## ENTRIES SUPPLIED
###

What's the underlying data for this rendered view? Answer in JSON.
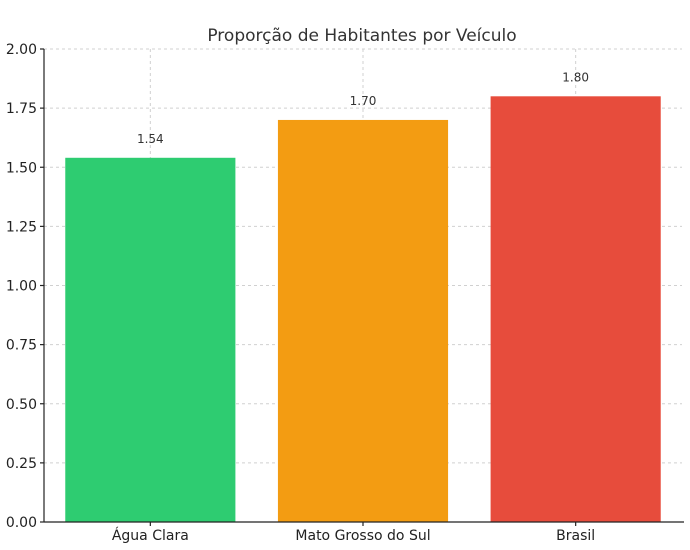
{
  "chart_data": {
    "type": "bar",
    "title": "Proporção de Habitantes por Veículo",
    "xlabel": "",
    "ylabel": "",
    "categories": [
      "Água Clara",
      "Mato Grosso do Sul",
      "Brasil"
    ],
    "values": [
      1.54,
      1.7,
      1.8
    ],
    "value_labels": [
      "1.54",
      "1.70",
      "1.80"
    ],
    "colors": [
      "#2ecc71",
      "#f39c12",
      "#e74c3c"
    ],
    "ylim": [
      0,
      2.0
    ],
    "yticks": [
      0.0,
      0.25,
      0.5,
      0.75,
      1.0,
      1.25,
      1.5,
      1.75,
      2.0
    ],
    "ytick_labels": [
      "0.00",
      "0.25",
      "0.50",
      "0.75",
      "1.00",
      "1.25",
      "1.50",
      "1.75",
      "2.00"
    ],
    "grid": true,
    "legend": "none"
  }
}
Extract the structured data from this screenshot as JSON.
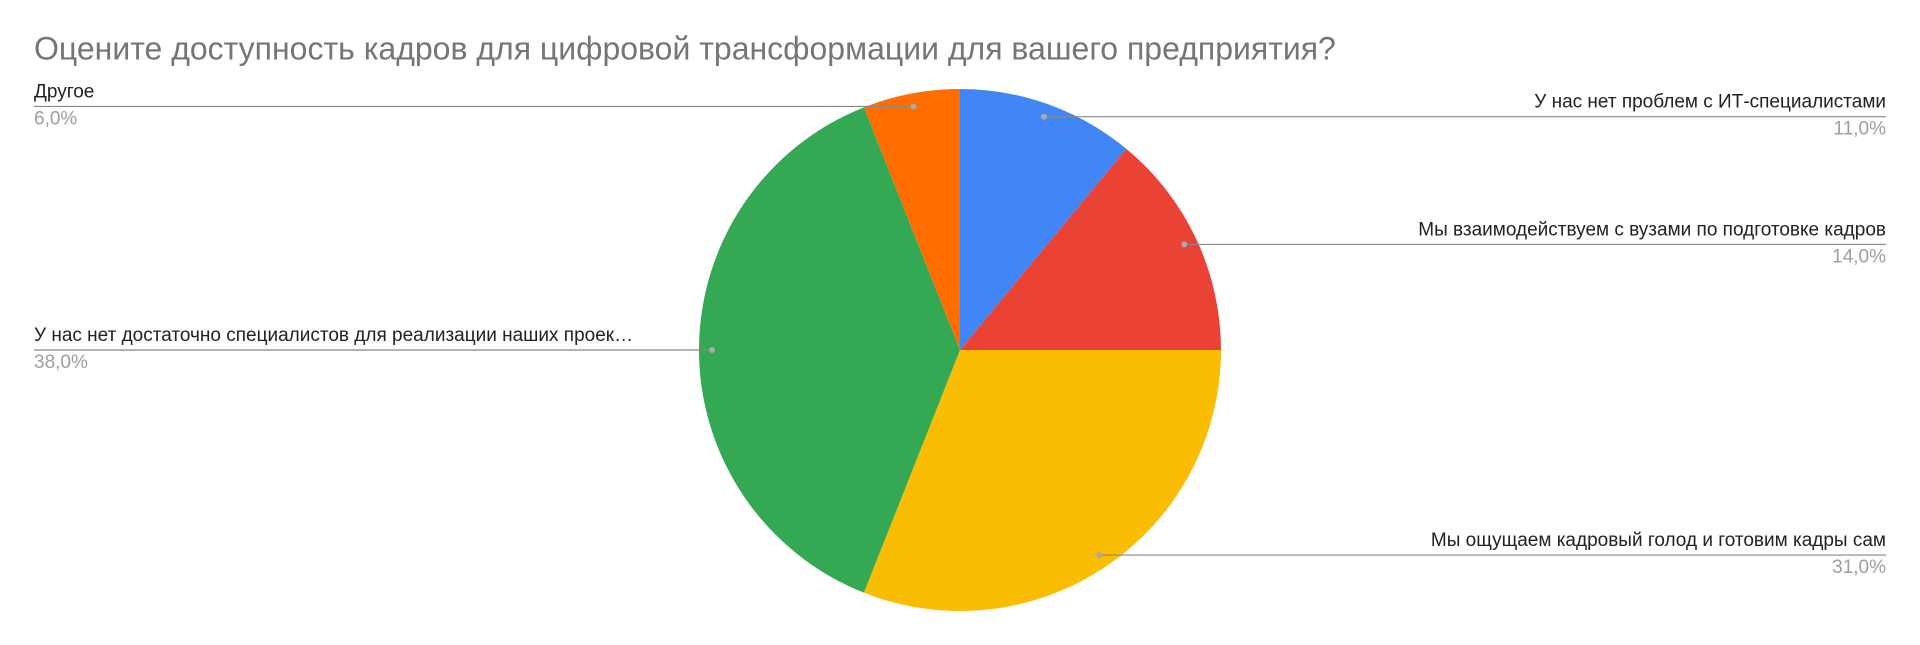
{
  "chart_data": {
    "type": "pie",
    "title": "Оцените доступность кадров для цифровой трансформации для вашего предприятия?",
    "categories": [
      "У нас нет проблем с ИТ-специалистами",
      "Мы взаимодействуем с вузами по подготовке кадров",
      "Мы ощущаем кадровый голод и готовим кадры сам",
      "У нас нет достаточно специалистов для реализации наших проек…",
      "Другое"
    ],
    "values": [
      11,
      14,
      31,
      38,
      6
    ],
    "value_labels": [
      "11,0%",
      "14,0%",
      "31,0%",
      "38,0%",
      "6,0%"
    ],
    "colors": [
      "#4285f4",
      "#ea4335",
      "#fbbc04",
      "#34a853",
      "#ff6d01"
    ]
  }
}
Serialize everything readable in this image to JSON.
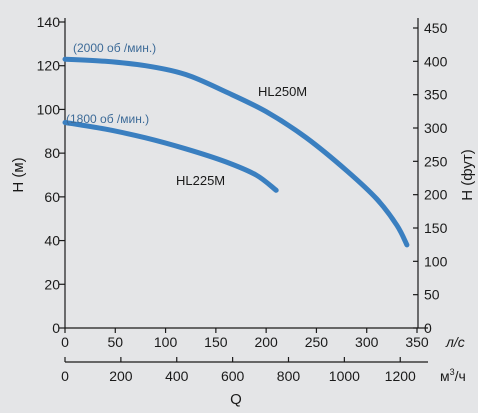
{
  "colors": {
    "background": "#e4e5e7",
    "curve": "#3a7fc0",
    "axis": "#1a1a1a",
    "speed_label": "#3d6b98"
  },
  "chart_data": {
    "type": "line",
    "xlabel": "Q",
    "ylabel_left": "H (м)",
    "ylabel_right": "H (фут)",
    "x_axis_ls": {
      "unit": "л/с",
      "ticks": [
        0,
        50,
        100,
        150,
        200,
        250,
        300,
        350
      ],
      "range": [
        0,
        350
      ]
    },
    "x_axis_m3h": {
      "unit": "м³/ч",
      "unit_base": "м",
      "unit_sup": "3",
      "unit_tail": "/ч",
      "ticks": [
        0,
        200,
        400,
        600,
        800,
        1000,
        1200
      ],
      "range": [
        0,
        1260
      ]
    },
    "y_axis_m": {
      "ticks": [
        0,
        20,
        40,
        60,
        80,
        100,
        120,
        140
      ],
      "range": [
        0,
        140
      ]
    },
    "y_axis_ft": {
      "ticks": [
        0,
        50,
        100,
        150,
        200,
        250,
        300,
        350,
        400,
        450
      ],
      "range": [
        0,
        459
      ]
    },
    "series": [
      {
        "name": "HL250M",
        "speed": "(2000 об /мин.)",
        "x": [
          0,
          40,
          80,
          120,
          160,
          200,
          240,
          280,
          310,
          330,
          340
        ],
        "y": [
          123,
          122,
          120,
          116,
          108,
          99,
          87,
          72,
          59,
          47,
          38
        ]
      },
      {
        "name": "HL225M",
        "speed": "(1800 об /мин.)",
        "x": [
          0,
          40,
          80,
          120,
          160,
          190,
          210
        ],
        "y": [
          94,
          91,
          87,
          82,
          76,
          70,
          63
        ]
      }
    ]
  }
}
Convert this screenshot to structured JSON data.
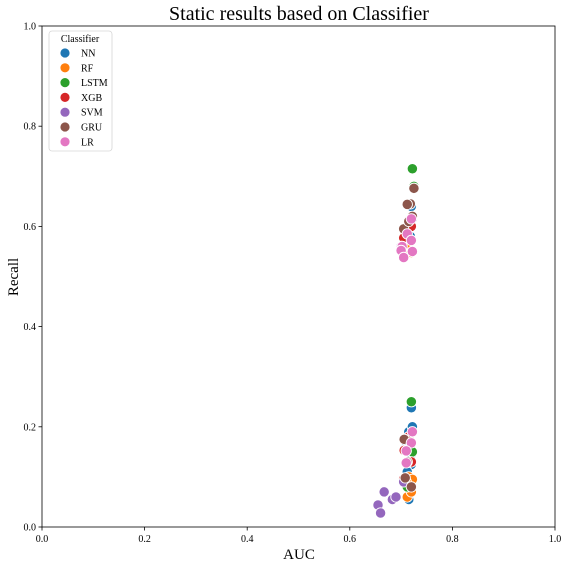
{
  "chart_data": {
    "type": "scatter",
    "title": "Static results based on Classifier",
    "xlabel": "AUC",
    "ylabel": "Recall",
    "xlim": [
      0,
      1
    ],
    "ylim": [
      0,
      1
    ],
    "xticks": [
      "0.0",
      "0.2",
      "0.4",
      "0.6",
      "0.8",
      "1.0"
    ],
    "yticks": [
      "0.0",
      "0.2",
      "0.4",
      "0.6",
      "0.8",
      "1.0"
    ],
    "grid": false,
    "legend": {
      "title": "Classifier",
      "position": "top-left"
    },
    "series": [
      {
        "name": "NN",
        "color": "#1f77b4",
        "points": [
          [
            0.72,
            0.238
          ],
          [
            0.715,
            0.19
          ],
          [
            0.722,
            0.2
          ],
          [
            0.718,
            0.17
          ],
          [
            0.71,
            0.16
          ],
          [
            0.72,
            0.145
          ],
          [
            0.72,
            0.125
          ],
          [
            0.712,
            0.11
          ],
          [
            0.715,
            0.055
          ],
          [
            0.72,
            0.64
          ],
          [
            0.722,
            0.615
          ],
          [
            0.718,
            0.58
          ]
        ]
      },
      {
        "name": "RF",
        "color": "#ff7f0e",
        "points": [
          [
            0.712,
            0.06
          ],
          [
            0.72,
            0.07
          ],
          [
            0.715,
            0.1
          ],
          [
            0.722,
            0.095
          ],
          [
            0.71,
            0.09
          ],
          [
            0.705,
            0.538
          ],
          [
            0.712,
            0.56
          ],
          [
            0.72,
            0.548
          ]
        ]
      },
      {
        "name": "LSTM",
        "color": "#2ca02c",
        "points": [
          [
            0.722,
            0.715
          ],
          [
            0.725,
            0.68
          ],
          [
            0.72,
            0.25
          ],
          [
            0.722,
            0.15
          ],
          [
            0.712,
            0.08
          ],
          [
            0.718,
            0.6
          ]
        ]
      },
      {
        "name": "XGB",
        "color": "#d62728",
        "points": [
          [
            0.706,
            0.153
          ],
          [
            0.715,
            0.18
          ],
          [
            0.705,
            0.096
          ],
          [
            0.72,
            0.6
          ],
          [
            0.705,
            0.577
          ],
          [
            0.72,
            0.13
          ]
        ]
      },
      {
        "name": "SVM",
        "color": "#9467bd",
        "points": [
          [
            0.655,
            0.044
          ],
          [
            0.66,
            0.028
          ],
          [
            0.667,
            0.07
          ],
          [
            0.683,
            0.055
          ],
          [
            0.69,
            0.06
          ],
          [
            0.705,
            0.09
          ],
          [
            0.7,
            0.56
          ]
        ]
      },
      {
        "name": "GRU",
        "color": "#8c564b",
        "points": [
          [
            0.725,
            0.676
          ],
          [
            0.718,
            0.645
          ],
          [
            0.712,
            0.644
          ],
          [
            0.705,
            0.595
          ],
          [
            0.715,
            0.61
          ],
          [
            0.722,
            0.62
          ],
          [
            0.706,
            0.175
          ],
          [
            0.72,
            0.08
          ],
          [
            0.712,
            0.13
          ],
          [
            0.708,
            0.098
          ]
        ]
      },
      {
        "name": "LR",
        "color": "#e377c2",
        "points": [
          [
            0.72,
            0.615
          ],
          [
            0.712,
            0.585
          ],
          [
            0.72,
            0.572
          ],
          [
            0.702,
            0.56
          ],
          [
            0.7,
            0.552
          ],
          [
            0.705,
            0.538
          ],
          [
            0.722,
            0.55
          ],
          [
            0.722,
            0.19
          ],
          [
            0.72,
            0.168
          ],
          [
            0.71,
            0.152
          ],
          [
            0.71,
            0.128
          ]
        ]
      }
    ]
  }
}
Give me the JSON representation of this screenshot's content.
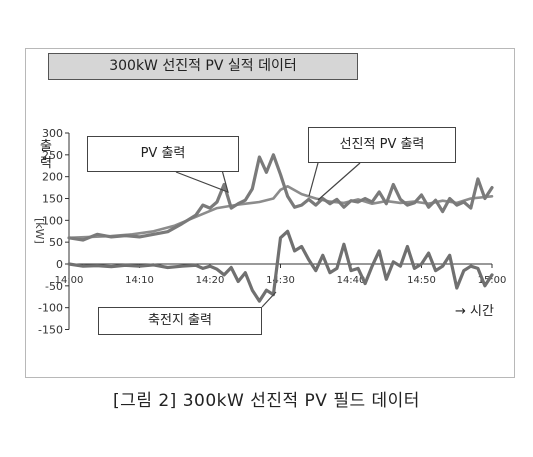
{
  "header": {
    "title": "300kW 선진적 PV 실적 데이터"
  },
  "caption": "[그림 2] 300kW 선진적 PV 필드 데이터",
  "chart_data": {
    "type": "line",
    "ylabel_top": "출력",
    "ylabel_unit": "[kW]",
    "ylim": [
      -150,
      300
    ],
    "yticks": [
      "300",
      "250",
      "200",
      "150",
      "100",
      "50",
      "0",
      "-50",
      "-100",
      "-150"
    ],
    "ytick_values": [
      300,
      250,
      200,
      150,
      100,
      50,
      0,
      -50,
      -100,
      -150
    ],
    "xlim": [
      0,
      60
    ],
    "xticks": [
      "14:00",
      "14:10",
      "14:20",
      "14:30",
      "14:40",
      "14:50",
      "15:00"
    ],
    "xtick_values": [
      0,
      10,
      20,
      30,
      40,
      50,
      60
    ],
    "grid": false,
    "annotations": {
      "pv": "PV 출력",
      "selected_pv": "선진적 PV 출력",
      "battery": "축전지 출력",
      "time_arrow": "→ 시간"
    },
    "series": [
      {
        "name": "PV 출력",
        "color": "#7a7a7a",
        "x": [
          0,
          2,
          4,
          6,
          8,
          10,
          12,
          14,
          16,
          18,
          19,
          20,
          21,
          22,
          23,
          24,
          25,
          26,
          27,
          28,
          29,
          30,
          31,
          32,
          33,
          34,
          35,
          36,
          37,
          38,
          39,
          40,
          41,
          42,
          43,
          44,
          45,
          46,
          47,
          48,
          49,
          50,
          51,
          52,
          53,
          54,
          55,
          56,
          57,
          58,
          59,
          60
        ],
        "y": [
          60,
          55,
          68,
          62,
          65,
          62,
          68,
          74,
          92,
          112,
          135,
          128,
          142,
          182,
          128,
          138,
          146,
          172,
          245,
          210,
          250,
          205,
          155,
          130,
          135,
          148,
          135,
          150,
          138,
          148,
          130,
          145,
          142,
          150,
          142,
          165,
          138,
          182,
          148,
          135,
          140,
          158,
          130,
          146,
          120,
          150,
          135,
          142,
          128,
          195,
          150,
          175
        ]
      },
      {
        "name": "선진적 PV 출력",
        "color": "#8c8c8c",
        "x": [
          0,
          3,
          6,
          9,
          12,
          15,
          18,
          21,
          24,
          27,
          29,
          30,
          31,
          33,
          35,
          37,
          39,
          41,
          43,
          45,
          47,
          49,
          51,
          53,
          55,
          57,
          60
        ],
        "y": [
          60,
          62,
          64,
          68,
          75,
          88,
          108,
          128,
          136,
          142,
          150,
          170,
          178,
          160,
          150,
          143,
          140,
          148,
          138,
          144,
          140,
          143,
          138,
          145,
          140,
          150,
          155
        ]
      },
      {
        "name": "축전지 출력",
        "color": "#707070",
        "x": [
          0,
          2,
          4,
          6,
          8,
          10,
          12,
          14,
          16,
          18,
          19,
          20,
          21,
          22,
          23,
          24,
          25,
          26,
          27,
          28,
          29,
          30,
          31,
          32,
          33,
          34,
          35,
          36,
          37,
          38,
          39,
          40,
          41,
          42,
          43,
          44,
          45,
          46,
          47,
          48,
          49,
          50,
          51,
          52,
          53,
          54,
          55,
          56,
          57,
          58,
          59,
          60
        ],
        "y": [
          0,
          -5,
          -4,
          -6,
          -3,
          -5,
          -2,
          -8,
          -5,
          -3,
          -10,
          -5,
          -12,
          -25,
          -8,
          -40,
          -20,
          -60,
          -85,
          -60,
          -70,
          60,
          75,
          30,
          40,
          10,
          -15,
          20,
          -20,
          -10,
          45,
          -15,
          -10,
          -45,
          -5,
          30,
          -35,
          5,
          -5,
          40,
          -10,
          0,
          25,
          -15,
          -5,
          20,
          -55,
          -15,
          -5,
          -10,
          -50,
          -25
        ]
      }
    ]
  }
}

###

## PROBLEM TO WORK ON
Read the data above. Pull out each line in which the string "title" appears.

## OUTPUT OF THE EXERCISE
    "title": "Proporção de Habitantes por Veículo",
    "title": "Оцените доступность кадров для цифровой трансформации для вашего предприятия?",
    "title": "Static results based on Classifier",
      "title": "Classifier",
    "title": "300kW 선진적 PV 실적 데이터"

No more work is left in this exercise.